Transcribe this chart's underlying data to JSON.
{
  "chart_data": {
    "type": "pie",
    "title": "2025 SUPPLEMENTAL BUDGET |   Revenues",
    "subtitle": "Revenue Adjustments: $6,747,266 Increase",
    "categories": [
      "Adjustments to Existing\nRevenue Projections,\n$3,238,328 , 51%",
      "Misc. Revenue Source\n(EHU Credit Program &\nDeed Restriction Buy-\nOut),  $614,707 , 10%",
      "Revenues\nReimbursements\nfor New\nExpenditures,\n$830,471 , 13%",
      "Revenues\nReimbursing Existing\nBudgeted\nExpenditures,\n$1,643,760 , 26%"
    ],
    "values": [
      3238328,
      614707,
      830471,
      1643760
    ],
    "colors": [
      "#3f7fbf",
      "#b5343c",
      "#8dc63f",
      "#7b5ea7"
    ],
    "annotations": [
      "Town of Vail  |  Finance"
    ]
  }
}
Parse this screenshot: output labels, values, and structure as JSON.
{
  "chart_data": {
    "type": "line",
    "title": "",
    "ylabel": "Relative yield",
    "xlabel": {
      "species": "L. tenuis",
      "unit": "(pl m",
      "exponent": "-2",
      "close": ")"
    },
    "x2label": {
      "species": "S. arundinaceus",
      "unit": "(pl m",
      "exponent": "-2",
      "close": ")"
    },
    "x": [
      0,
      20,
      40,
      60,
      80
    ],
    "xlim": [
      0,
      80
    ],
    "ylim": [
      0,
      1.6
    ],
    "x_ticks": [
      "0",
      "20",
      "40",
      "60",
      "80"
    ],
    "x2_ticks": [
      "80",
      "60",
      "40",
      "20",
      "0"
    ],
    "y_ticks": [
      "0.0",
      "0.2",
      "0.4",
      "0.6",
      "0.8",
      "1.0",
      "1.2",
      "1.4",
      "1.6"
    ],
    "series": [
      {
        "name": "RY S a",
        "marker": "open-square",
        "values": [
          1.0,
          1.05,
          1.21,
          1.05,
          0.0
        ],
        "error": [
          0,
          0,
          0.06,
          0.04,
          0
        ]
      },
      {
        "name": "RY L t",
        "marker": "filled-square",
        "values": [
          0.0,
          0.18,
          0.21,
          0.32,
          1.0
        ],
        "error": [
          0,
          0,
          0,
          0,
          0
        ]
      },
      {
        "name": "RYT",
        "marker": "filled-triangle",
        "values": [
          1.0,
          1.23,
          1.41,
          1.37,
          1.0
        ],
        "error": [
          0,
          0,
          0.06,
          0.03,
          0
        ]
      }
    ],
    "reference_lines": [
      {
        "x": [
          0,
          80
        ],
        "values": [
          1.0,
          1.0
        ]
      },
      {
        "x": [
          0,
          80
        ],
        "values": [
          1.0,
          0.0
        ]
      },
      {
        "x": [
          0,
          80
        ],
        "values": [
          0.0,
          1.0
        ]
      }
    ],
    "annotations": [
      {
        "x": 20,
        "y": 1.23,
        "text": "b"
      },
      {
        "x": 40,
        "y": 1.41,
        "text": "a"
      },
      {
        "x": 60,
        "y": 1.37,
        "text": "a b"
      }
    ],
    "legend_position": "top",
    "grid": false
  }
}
· · · · ·
### PROBLEM
Word for word, extract all the records.

### WRITTEN SOLUTION
Transcribe this chart's underlying data to JSON.
{
  "chart_data": {
    "type": "pie",
    "title": "2025 SUPPLEMENTAL BUDGET |   Revenues",
    "subtitle": "Revenue Adjustments: $6,747,266 Increase",
    "categories": [
      "Adjustments to Existing\nRevenue Projections,\n$3,238,328 , 51%",
      "Misc. Revenue Source\n(EHU Credit Program &\nDeed Restriction Buy-\nOut),  $614,707 , 10%",
      "Revenues\nReimbursements\nfor New\nExpenditures,\n$830,471 , 13%",
      "Revenues\nReimbursing Existing\nBudgeted\nExpenditures,\n$1,643,760 , 26%"
    ],
    "values": [
      3238328,
      614707,
      830471,
      1643760
    ],
    "colors": [
      "#3f7fbf",
      "#b5343c",
      "#8dc63f",
      "#7b5ea7"
    ],
    "annotations": [
      "Town of Vail  |  Finance"
    ]
  }
}
Parse this screenshot: output labels, values, and structure as JSON.
{
  "chart_data": {
    "type": "line",
    "title": "",
    "ylabel": "Relative yield",
    "xlabel": {
      "species": "L. tenuis",
      "unit": "(pl m",
      "exponent": "-2",
      "close": ")"
    },
    "x2label": {
      "species": "S. arundinaceus",
      "unit": "(pl m",
      "exponent": "-2",
      "close": ")"
    },
    "x": [
      0,
      20,
      40,
      60,
      80
    ],
    "xlim": [
      0,
      80
    ],
    "ylim": [
      0,
      1.6
    ],
    "x_ticks": [
      "0",
      "20",
      "40",
      "60",
      "80"
    ],
    "x2_ticks": [
      "80",
      "60",
      "40",
      "20",
      "0"
    ],
    "y_ticks": [
      "0.0",
      "0.2",
      "0.4",
      "0.6",
      "0.8",
      "1.0",
      "1.2",
      "1.4",
      "1.6"
    ],
    "series": [
      {
        "name": "RY S a",
        "marker": "open-square",
        "values": [
          1.0,
          1.05,
          1.21,
          1.05,
          0.0
        ],
        "error": [
          0,
          0,
          0.06,
          0.04,
          0
        ]
      },
      {
        "name": "RY L t",
        "marker": "filled-square",
        "values": [
          0.0,
          0.18,
          0.21,
          0.32,
          1.0
        ],
        "error": [
          0,
          0,
          0,
          0,
          0
        ]
      },
      {
        "name": "RYT",
        "marker": "filled-triangle",
        "values": [
          1.0,
          1.23,
          1.41,
          1.37,
          1.0
        ],
        "error": [
          0,
          0,
          0.06,
          0.03,
          0
        ]
      }
    ],
    "reference_lines": [
      {
        "x": [
          0,
          80
        ],
        "values": [
          1.0,
          1.0
        ]
      },
      {
        "x": [
          0,
          80
        ],
        "values": [
          1.0,
          0.0
        ]
      },
      {
        "x": [
          0,
          80
        ],
        "values": [
          0.0,
          1.0
        ]
      }
    ],
    "annotations": [
      {
        "x": 20,
        "y": 1.23,
        "text": "b"
      },
      {
        "x": 40,
        "y": 1.41,
        "text": "a"
      },
      {
        "x": 60,
        "y": 1.37,
        "text": "a b"
      }
    ],
    "legend_position": "top",
    "grid": false
  }
}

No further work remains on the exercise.